##### STORED RECORDS

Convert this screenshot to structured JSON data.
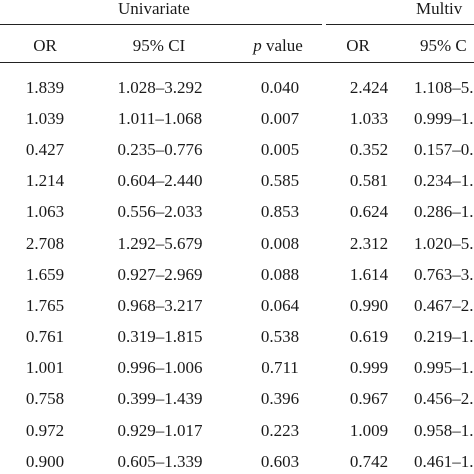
{
  "groups": {
    "univariate": "Univariate",
    "multivariate": "Multiv"
  },
  "headers": {
    "or1": "OR",
    "ci1": "95% CI",
    "p_italic": "p",
    "p_rest": " value",
    "or2": "OR",
    "ci2": "95% C"
  },
  "rows": [
    [
      "1.839",
      "1.028–3.292",
      "0.040",
      "2.424",
      "1.108–5."
    ],
    [
      "1.039",
      "1.011–1.068",
      "0.007",
      "1.033",
      "0.999–1."
    ],
    [
      "0.427",
      "0.235–0.776",
      "0.005",
      "0.352",
      "0.157–0."
    ],
    [
      "1.214",
      "0.604–2.440",
      "0.585",
      "0.581",
      "0.234–1."
    ],
    [
      "1.063",
      "0.556–2.033",
      "0.853",
      "0.624",
      "0.286–1."
    ],
    [
      "2.708",
      "1.292–5.679",
      "0.008",
      "2.312",
      "1.020–5."
    ],
    [
      "1.659",
      "0.927–2.969",
      "0.088",
      "1.614",
      "0.763–3."
    ],
    [
      "1.765",
      "0.968–3.217",
      "0.064",
      "0.990",
      "0.467–2."
    ],
    [
      "0.761",
      "0.319–1.815",
      "0.538",
      "0.619",
      "0.219–1."
    ],
    [
      "1.001",
      "0.996–1.006",
      "0.711",
      "0.999",
      "0.995–1."
    ],
    [
      "0.758",
      "0.399–1.439",
      "0.396",
      "0.967",
      "0.456–2."
    ],
    [
      "0.972",
      "0.929–1.017",
      "0.223",
      "1.009",
      "0.958–1."
    ],
    [
      "0.900",
      "0.605–1.339",
      "0.603",
      "0.742",
      "0.461–1."
    ]
  ]
}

##########

**THE TASK:** Print each of the records above exactly as written, leaving no picture in the copy.

**WRITTEN RESPONSE:**
Convert this screenshot to structured JSON data.
{
  "groups": {
    "univariate": "Univariate",
    "multivariate": "Multiv"
  },
  "headers": {
    "or1": "OR",
    "ci1": "95% CI",
    "p_italic": "p",
    "p_rest": " value",
    "or2": "OR",
    "ci2": "95% C"
  },
  "rows": [
    [
      "1.839",
      "1.028–3.292",
      "0.040",
      "2.424",
      "1.108–5."
    ],
    [
      "1.039",
      "1.011–1.068",
      "0.007",
      "1.033",
      "0.999–1."
    ],
    [
      "0.427",
      "0.235–0.776",
      "0.005",
      "0.352",
      "0.157–0."
    ],
    [
      "1.214",
      "0.604–2.440",
      "0.585",
      "0.581",
      "0.234–1."
    ],
    [
      "1.063",
      "0.556–2.033",
      "0.853",
      "0.624",
      "0.286–1."
    ],
    [
      "2.708",
      "1.292–5.679",
      "0.008",
      "2.312",
      "1.020–5."
    ],
    [
      "1.659",
      "0.927–2.969",
      "0.088",
      "1.614",
      "0.763–3."
    ],
    [
      "1.765",
      "0.968–3.217",
      "0.064",
      "0.990",
      "0.467–2."
    ],
    [
      "0.761",
      "0.319–1.815",
      "0.538",
      "0.619",
      "0.219–1."
    ],
    [
      "1.001",
      "0.996–1.006",
      "0.711",
      "0.999",
      "0.995–1."
    ],
    [
      "0.758",
      "0.399–1.439",
      "0.396",
      "0.967",
      "0.456–2."
    ],
    [
      "0.972",
      "0.929–1.017",
      "0.223",
      "1.009",
      "0.958–1."
    ],
    [
      "0.900",
      "0.605–1.339",
      "0.603",
      "0.742",
      "0.461–1."
    ]
  ]
}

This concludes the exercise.